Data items
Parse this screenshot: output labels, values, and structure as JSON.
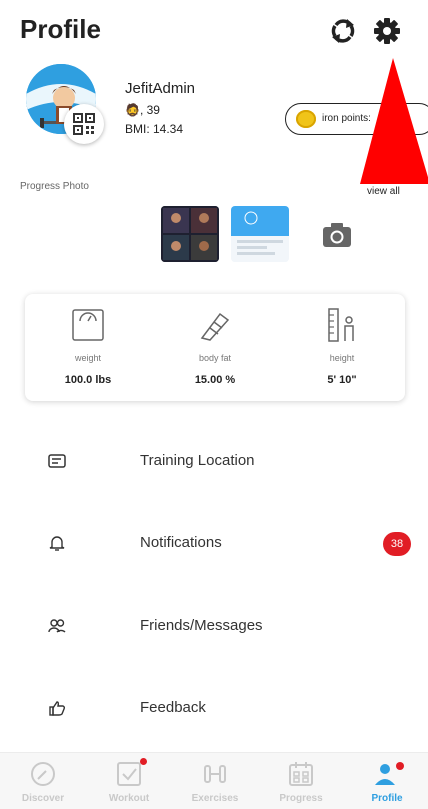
{
  "header": {
    "title": "Profile",
    "refresh_icon": "refresh-icon",
    "settings_icon": "gear-icon"
  },
  "user": {
    "username": "JefitAdmin",
    "age_text": ", 39",
    "bmi_text": "BMI:  14.34"
  },
  "iron_points": {
    "label": "iron points:"
  },
  "progress_photo": {
    "label": "Progress Photo",
    "view_all": "view all"
  },
  "stats": [
    {
      "label": "weight",
      "value": "100.0  lbs",
      "icon": "scale-icon"
    },
    {
      "label": "body fat",
      "value": "15.00 %",
      "icon": "caliper-icon"
    },
    {
      "label": "height",
      "value": "5' 10\"",
      "icon": "height-ruler-icon"
    }
  ],
  "menu": [
    {
      "label": "Training Location",
      "icon": "location-card-icon"
    },
    {
      "label": "Notifications",
      "icon": "bell-icon",
      "badge": "38"
    },
    {
      "label": "Friends/Messages",
      "icon": "friends-icon"
    },
    {
      "label": "Feedback",
      "icon": "thumbs-up-icon"
    }
  ],
  "tabs": [
    {
      "label": "Discover",
      "icon": "discover-icon",
      "active": false
    },
    {
      "label": "Workout",
      "icon": "workout-icon",
      "active": false,
      "dot": true
    },
    {
      "label": "Exercises",
      "icon": "dumbbell-icon",
      "active": false
    },
    {
      "label": "Progress",
      "icon": "calendar-icon",
      "active": false
    },
    {
      "label": "Profile",
      "icon": "profile-icon",
      "active": true,
      "dot": true
    }
  ],
  "colors": {
    "accent": "#2f9fe0",
    "badge": "#e11d25",
    "coin": "#f0c419",
    "annotation_arrow": "#ff0000"
  }
}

WRITTEN TASK
Transcribe every entry word for word, but skip the pictures.

ANSWER TO THIS TASK
Parse this screenshot: output labels, values, and structure as JSON.
{
  "header": {
    "title": "Profile",
    "refresh_icon": "refresh-icon",
    "settings_icon": "gear-icon"
  },
  "user": {
    "username": "JefitAdmin",
    "age_text": ", 39",
    "bmi_text": "BMI:  14.34"
  },
  "iron_points": {
    "label": "iron points:"
  },
  "progress_photo": {
    "label": "Progress Photo",
    "view_all": "view all"
  },
  "stats": [
    {
      "label": "weight",
      "value": "100.0  lbs",
      "icon": "scale-icon"
    },
    {
      "label": "body fat",
      "value": "15.00 %",
      "icon": "caliper-icon"
    },
    {
      "label": "height",
      "value": "5' 10\"",
      "icon": "height-ruler-icon"
    }
  ],
  "menu": [
    {
      "label": "Training Location",
      "icon": "location-card-icon"
    },
    {
      "label": "Notifications",
      "icon": "bell-icon",
      "badge": "38"
    },
    {
      "label": "Friends/Messages",
      "icon": "friends-icon"
    },
    {
      "label": "Feedback",
      "icon": "thumbs-up-icon"
    }
  ],
  "tabs": [
    {
      "label": "Discover",
      "icon": "discover-icon",
      "active": false
    },
    {
      "label": "Workout",
      "icon": "workout-icon",
      "active": false,
      "dot": true
    },
    {
      "label": "Exercises",
      "icon": "dumbbell-icon",
      "active": false
    },
    {
      "label": "Progress",
      "icon": "calendar-icon",
      "active": false
    },
    {
      "label": "Profile",
      "icon": "profile-icon",
      "active": true,
      "dot": true
    }
  ],
  "colors": {
    "accent": "#2f9fe0",
    "badge": "#e11d25",
    "coin": "#f0c419",
    "annotation_arrow": "#ff0000"
  }
}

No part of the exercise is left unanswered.